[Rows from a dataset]
-.-.-

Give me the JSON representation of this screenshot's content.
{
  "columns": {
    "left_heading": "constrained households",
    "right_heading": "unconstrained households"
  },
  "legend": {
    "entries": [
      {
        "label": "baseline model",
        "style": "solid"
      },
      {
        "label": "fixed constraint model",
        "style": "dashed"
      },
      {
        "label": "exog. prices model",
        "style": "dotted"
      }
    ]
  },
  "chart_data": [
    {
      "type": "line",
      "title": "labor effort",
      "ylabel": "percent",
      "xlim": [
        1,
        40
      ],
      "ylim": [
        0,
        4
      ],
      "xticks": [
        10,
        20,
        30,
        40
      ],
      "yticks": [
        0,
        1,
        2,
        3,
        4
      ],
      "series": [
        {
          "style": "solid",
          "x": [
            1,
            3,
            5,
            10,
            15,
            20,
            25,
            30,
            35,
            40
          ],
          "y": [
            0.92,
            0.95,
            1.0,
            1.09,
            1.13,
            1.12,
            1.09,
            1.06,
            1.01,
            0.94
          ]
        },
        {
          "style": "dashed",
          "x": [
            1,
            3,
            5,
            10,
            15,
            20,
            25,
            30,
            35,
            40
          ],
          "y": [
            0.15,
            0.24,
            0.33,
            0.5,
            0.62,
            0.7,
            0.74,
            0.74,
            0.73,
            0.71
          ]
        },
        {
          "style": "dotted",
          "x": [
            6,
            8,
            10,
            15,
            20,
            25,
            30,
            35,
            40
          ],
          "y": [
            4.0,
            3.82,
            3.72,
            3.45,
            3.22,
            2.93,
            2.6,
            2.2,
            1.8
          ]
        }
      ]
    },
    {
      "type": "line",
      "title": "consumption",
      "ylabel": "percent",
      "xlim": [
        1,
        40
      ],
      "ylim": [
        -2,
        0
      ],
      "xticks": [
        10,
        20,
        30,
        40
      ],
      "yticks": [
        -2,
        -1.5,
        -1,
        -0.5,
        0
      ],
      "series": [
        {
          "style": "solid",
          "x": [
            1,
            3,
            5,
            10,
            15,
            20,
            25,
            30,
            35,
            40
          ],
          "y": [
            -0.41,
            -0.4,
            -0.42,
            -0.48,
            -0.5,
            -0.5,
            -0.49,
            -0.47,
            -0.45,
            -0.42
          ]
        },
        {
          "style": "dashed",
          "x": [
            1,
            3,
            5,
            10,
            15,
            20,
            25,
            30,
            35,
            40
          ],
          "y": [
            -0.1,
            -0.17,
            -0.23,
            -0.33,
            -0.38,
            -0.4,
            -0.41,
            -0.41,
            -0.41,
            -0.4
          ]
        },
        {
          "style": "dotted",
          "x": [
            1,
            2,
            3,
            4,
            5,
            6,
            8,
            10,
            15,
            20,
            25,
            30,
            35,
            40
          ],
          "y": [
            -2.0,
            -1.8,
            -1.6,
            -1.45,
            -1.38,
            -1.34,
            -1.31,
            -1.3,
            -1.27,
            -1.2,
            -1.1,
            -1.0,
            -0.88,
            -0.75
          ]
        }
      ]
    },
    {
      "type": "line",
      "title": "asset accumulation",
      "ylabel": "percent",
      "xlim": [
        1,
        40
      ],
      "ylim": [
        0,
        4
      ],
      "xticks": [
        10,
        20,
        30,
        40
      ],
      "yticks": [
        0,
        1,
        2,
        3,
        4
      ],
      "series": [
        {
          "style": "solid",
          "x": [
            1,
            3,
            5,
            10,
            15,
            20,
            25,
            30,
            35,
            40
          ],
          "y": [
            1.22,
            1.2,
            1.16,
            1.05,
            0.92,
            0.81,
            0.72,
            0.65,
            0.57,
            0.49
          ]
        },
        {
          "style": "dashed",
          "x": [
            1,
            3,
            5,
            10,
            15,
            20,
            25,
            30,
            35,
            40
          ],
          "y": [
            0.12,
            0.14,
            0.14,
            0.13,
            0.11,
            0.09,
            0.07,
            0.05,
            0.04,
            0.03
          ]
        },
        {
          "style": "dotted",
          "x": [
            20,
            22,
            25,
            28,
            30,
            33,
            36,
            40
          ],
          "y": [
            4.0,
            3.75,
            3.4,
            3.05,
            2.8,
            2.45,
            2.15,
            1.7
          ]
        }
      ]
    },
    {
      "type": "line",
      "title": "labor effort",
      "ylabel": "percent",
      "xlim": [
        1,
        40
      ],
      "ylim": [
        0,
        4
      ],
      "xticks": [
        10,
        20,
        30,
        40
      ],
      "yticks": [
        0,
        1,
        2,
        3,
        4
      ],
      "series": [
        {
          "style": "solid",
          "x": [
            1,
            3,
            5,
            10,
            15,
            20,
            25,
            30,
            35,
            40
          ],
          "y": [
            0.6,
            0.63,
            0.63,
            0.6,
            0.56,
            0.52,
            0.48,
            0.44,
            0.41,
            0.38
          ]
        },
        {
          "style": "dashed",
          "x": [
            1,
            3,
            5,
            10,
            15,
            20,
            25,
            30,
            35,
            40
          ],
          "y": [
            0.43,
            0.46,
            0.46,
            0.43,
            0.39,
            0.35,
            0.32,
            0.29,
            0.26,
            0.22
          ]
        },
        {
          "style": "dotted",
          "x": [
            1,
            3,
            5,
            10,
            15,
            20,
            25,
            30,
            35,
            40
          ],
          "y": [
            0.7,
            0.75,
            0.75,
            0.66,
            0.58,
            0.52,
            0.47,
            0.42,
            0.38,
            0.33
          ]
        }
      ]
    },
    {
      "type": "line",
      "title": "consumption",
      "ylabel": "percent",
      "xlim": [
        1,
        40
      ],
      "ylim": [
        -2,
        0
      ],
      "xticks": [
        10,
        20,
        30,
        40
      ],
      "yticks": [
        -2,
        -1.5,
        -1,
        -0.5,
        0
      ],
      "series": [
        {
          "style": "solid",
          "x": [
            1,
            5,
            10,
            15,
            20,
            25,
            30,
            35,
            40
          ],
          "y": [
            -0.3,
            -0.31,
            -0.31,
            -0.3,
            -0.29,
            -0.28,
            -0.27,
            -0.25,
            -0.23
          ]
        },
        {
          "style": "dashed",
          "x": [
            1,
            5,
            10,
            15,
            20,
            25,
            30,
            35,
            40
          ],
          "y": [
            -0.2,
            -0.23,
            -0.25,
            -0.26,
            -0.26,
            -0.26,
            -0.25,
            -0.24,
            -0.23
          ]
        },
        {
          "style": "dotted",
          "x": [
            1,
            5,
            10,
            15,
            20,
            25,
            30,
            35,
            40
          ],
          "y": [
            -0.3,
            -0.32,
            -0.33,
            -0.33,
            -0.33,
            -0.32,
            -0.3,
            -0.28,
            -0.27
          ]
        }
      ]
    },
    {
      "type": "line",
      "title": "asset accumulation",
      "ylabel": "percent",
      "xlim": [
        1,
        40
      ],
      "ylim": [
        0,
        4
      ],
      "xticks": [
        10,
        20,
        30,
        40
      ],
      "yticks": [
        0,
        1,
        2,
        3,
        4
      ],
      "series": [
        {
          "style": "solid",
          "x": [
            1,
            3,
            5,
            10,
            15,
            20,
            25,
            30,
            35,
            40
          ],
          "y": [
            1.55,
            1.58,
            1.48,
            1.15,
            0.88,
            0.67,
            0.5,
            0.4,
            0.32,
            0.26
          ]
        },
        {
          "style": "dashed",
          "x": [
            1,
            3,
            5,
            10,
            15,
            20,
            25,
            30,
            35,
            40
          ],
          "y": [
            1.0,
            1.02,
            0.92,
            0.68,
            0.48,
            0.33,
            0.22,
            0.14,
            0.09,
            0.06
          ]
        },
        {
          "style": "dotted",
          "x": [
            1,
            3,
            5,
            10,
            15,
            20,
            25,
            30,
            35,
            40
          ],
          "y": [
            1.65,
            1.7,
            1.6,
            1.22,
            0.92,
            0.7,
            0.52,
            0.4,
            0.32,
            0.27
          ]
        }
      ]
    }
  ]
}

-.-.-

STATED TASK:
Copy each line of the data that contains the word "model".

ANSWER IN FULL:
        "label": "baseline model",
        "label": "fixed constraint model",
        "label": "exog. prices model",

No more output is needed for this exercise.